Collected data entries:
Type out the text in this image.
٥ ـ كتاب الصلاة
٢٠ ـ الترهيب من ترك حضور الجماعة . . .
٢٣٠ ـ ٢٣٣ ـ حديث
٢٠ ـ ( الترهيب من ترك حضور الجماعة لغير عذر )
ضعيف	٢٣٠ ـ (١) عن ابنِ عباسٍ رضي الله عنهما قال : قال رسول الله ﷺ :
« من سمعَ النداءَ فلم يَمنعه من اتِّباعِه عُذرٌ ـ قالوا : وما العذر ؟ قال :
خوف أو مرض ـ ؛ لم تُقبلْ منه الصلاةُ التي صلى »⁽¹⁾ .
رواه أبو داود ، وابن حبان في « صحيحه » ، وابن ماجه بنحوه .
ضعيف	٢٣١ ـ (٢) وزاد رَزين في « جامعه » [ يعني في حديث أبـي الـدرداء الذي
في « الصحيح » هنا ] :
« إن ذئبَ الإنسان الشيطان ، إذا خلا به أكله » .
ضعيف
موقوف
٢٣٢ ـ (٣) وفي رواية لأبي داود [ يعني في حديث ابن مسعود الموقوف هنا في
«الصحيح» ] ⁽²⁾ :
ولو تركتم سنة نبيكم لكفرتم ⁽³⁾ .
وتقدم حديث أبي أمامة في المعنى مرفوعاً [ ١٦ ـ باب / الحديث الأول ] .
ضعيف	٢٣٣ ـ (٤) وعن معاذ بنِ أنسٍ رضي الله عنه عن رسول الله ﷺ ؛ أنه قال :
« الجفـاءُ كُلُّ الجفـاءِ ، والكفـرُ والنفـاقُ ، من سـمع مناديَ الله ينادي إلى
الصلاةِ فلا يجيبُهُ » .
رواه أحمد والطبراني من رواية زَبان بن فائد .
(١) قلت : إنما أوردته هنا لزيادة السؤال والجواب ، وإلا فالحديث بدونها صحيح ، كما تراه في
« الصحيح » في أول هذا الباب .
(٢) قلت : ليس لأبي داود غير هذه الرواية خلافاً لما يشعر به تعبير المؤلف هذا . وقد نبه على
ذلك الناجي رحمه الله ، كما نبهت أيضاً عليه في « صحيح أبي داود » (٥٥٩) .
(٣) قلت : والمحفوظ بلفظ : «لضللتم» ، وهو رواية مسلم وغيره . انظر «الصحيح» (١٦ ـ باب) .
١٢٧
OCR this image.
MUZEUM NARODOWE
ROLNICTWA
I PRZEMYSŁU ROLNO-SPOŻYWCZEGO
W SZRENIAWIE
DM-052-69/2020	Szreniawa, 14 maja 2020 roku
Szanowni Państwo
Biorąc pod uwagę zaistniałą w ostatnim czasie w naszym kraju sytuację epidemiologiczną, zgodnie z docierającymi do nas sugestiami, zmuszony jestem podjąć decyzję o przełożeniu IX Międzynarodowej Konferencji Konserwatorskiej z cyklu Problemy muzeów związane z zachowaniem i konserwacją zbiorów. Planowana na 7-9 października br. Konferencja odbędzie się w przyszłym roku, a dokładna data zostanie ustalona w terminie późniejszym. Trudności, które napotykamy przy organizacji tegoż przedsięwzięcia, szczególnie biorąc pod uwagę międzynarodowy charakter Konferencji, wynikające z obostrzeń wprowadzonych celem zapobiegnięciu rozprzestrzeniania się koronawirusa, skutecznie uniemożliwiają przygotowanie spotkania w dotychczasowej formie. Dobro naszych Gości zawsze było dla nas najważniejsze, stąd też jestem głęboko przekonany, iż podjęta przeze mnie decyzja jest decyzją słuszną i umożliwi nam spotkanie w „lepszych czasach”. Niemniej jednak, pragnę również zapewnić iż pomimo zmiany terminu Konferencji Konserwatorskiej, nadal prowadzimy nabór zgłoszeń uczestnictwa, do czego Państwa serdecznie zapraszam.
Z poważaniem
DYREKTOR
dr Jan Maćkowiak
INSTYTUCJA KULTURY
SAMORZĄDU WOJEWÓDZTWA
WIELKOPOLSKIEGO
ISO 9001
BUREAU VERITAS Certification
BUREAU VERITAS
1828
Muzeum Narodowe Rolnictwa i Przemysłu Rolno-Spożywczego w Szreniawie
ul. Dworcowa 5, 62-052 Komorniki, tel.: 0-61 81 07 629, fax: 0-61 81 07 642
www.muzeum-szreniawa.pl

> PROBLEM DESCRIPTION
Determine how many lines in the listing above hold the word "BUREAU", answering with the number only.

> ANSWER FOR THE TASK
2